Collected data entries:
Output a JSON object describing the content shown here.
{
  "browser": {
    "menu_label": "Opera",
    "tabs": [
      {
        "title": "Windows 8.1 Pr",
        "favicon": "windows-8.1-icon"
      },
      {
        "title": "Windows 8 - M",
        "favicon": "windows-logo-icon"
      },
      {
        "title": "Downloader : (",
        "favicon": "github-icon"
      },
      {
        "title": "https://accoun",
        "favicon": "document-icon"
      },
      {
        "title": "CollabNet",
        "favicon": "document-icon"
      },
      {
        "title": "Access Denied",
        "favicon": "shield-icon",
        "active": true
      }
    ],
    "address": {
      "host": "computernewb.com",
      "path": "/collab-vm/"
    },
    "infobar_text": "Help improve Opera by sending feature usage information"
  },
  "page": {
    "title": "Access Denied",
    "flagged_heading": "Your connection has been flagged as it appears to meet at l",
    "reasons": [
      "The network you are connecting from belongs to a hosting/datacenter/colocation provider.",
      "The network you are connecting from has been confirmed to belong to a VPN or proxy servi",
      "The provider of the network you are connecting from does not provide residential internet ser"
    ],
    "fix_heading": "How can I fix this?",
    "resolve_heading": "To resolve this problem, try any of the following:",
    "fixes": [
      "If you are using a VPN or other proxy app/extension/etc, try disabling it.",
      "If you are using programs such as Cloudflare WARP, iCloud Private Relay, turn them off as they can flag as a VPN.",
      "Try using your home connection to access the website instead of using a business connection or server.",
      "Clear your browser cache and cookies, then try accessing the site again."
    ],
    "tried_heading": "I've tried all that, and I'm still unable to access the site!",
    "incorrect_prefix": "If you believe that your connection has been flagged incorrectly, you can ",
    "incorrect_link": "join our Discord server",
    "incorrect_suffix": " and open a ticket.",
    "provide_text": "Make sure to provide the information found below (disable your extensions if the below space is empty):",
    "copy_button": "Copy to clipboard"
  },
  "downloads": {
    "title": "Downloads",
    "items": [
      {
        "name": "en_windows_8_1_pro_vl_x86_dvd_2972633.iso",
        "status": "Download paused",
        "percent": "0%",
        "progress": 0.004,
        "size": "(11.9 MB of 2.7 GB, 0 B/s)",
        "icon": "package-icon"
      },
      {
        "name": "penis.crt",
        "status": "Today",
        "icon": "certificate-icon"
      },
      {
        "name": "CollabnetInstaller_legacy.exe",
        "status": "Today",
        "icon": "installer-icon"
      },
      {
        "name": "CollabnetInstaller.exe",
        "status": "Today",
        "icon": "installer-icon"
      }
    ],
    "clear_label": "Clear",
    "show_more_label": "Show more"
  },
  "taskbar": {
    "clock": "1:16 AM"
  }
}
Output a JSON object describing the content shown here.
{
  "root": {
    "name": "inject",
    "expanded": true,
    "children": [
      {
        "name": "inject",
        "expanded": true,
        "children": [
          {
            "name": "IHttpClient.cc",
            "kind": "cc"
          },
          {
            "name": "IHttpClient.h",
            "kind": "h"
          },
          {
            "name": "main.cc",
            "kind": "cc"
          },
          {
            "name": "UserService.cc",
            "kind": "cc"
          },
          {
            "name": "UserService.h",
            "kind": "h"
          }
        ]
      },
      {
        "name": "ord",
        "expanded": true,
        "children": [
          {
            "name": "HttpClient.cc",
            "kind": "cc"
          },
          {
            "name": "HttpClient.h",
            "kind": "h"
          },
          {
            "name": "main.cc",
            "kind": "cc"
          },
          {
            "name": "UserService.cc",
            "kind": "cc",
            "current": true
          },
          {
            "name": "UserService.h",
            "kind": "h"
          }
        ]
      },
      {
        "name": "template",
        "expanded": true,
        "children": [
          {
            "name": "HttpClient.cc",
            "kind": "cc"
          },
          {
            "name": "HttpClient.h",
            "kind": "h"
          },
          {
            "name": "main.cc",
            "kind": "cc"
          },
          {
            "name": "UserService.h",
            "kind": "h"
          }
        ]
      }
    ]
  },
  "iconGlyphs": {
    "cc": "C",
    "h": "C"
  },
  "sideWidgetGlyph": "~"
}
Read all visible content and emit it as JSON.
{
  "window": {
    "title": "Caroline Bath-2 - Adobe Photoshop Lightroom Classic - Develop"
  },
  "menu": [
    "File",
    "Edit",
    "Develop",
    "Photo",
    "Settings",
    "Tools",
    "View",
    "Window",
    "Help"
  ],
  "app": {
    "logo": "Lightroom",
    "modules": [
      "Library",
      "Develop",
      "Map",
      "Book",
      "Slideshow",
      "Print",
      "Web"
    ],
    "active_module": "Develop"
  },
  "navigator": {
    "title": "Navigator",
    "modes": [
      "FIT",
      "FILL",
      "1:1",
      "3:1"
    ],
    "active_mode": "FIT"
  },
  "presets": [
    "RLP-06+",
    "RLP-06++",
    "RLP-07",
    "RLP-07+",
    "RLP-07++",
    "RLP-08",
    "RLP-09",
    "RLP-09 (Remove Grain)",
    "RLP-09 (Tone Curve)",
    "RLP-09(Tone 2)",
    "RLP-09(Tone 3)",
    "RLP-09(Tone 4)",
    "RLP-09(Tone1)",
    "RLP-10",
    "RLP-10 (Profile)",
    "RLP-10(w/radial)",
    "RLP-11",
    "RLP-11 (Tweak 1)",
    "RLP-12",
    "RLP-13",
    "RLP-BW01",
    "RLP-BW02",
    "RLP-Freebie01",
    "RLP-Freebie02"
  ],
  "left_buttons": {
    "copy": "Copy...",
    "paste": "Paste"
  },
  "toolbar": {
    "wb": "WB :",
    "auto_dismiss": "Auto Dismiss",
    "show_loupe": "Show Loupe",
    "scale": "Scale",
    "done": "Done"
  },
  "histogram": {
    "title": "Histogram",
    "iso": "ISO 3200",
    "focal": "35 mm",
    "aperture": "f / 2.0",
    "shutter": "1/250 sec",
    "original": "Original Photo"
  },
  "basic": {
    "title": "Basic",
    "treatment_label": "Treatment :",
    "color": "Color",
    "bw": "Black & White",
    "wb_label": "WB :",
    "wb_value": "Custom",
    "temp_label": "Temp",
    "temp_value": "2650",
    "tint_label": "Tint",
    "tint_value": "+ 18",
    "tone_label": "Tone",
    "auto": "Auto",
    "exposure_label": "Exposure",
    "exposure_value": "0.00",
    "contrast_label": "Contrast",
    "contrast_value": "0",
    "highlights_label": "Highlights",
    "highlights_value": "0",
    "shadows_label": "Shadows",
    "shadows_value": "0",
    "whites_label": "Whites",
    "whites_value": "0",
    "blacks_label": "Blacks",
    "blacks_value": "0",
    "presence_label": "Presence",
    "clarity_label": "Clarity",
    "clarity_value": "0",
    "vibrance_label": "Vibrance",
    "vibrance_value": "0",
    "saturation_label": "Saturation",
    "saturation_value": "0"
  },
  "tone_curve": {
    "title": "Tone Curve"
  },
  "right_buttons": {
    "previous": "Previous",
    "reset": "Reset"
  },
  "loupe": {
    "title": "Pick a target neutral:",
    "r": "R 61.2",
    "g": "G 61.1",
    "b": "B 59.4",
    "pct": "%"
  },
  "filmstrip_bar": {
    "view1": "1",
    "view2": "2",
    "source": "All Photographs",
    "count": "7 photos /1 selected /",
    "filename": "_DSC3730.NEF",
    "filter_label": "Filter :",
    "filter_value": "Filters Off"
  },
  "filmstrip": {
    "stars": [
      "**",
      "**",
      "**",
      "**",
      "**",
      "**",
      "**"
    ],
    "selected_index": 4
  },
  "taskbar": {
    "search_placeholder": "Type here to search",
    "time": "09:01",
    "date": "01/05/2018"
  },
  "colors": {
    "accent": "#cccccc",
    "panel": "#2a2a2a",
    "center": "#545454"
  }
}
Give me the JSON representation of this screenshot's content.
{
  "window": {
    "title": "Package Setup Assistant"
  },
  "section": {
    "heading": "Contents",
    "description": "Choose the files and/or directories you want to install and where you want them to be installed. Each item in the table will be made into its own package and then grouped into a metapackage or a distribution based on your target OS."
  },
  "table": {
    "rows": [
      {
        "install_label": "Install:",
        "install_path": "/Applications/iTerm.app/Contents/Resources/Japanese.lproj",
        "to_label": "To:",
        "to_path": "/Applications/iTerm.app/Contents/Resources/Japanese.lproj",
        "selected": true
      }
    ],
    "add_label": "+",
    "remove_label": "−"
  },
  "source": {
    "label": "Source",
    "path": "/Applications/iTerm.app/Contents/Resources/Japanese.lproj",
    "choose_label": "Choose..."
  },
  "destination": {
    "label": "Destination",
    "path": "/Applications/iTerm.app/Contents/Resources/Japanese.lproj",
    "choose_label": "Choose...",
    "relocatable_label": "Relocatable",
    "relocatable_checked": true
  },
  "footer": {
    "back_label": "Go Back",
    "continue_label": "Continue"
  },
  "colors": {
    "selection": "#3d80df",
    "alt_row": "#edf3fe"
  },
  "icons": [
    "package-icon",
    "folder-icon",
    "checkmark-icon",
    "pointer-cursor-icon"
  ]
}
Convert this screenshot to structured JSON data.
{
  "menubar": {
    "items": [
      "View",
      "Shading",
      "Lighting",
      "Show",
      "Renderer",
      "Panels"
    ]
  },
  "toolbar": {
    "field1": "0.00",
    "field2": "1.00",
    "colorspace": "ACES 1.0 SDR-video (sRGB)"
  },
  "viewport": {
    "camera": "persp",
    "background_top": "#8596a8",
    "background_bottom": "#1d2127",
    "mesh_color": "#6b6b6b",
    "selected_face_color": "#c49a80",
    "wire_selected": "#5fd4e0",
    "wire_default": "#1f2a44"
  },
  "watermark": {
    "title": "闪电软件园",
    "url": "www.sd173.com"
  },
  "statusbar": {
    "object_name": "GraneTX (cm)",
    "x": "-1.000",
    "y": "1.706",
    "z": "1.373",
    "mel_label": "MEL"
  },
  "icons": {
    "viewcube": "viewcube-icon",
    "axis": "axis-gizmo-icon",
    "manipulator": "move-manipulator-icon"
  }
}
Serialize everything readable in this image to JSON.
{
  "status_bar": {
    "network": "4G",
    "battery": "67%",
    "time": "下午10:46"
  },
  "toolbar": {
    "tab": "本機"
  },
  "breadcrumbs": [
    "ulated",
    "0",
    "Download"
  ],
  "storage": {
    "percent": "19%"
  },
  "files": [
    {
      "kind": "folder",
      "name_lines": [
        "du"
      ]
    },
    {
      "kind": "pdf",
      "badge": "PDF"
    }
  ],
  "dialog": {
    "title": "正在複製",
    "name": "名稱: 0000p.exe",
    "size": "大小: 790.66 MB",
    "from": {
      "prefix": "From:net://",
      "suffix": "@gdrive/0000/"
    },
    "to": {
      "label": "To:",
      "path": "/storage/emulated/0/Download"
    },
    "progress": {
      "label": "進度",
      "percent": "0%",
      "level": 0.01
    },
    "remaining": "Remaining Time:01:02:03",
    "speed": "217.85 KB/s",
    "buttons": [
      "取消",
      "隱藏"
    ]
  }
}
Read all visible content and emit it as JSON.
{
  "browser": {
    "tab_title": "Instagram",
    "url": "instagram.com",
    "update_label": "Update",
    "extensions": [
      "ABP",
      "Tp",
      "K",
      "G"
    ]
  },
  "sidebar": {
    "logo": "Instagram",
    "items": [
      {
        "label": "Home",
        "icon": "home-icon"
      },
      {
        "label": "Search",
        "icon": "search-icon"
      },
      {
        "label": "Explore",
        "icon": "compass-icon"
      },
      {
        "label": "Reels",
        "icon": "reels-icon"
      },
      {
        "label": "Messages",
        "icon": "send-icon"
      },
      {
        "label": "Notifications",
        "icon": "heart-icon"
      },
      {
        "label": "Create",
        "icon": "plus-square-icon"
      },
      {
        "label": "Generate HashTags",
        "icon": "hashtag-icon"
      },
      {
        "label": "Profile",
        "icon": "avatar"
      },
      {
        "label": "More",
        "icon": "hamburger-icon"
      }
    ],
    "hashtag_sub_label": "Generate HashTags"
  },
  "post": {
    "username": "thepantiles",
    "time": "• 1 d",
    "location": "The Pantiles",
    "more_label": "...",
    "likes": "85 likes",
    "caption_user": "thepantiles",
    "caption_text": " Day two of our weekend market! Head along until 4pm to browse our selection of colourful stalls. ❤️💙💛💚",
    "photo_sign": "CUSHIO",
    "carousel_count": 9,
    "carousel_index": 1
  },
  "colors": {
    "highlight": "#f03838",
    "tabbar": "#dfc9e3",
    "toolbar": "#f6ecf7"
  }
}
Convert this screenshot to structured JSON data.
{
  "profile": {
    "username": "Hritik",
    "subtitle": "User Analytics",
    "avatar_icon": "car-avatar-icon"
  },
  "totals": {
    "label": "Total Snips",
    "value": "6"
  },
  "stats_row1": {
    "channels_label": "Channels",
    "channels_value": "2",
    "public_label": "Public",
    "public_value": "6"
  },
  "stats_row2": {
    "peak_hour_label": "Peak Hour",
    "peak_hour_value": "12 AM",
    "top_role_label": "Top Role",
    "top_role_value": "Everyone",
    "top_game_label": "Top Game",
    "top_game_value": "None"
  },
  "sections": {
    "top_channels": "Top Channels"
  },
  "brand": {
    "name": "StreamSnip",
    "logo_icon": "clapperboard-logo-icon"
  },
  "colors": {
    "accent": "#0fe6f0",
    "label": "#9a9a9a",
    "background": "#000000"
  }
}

**The problem**
Your answer should be only a number: how many lines of the data above contain the string "using"?

**Answer in full**
3